··· Input records
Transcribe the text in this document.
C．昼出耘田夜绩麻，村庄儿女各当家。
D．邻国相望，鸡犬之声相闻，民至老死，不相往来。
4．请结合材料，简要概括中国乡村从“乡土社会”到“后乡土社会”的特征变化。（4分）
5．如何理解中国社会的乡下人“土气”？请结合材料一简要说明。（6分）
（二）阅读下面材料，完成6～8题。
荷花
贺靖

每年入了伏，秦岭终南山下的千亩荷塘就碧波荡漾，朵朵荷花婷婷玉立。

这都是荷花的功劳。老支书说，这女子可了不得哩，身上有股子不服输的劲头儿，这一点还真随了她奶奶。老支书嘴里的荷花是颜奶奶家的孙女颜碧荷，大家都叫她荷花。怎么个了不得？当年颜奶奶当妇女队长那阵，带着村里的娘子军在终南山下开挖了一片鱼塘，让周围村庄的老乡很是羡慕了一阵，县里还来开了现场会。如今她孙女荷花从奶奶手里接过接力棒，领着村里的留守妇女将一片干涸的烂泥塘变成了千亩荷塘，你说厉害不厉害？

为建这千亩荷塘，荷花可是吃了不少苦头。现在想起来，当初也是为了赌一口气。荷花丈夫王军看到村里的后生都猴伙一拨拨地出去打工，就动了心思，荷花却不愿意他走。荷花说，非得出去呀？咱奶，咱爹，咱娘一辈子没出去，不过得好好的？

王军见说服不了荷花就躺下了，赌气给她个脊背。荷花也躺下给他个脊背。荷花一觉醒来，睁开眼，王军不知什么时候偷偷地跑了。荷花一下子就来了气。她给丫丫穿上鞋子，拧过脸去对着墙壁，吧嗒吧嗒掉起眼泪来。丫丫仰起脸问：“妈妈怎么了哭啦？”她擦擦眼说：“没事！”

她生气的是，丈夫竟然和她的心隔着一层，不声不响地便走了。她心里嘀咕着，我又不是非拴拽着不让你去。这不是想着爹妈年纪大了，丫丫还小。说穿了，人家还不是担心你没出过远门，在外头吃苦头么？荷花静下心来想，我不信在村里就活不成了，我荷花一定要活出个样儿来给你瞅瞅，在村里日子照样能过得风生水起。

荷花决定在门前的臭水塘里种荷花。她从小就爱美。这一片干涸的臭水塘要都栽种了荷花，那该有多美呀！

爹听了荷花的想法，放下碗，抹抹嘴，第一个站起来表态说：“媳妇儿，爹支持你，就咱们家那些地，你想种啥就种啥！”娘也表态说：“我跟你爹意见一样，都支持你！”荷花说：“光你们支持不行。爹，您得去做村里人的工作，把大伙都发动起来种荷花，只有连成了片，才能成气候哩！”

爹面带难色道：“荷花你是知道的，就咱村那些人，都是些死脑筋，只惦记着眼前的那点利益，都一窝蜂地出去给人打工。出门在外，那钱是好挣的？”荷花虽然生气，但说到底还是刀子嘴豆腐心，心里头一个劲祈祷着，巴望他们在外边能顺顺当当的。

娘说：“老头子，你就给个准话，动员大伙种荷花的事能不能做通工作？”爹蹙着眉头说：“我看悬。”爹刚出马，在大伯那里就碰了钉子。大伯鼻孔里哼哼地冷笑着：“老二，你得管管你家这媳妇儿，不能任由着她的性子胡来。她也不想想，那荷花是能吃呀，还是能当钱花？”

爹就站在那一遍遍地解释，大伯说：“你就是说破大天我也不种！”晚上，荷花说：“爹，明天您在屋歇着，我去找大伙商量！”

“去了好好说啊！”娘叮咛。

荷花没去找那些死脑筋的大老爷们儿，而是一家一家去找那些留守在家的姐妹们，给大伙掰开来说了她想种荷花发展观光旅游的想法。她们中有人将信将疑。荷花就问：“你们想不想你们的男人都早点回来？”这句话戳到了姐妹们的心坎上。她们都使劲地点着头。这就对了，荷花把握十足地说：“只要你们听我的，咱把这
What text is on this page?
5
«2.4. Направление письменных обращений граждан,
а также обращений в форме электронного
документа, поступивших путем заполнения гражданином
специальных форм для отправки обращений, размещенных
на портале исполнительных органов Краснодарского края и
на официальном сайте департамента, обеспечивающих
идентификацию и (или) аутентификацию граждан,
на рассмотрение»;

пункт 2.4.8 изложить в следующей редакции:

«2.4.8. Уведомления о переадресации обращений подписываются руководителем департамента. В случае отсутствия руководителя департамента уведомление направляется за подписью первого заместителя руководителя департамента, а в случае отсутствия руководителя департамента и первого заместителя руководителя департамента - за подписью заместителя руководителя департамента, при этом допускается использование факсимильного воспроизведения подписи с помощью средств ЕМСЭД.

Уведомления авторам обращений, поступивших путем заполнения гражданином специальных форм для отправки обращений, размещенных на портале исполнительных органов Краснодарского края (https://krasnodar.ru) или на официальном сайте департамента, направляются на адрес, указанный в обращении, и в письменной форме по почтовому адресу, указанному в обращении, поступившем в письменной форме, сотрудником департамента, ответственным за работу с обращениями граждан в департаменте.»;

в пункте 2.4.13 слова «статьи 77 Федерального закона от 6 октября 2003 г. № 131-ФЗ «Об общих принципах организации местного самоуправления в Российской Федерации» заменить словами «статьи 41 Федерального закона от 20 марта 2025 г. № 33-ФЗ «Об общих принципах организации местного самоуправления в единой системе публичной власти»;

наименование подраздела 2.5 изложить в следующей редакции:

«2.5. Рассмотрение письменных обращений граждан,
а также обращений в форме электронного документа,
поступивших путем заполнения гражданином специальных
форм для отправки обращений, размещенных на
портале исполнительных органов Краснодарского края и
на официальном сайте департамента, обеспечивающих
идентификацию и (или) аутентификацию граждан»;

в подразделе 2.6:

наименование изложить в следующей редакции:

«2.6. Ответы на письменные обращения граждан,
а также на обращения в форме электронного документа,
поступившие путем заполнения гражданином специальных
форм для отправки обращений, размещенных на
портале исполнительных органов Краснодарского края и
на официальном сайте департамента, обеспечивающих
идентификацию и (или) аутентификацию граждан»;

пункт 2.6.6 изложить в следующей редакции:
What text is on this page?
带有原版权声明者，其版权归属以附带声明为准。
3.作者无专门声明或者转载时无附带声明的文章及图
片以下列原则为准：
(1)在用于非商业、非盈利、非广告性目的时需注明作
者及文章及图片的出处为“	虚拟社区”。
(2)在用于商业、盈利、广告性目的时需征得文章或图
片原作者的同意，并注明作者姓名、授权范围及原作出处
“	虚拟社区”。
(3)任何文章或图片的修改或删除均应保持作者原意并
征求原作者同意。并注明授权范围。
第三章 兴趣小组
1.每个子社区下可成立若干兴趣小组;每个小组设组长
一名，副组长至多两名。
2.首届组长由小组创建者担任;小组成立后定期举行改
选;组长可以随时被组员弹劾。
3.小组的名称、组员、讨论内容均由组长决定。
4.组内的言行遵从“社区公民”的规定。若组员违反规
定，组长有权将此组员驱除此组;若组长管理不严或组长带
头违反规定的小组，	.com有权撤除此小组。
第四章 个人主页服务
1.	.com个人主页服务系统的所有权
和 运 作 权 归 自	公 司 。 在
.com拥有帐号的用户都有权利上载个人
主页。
······
## Aim of the exercise
Gather from the entries above all lines that include the string "гражданином".

## Exercise response
документа, поступивших путем заполнения гражданином
Уведомления авторам обращений, поступивших путем заполнения гражданином специальных форм для отправки обращений, размещенных на портале исполнительных органов Краснодарского края (https://krasnodar.ru) или на официальном сайте департамента, направляются на адрес, указанный в обращении, и в письменной форме по почтовому адресу, указанному в обращении, поступившем в письменной форме, сотрудником департамента, ответственным за работу с обращениями граждан в департаменте.»;
поступивших путем заполнения гражданином специальных
поступившие путем заполнения гражданином специальных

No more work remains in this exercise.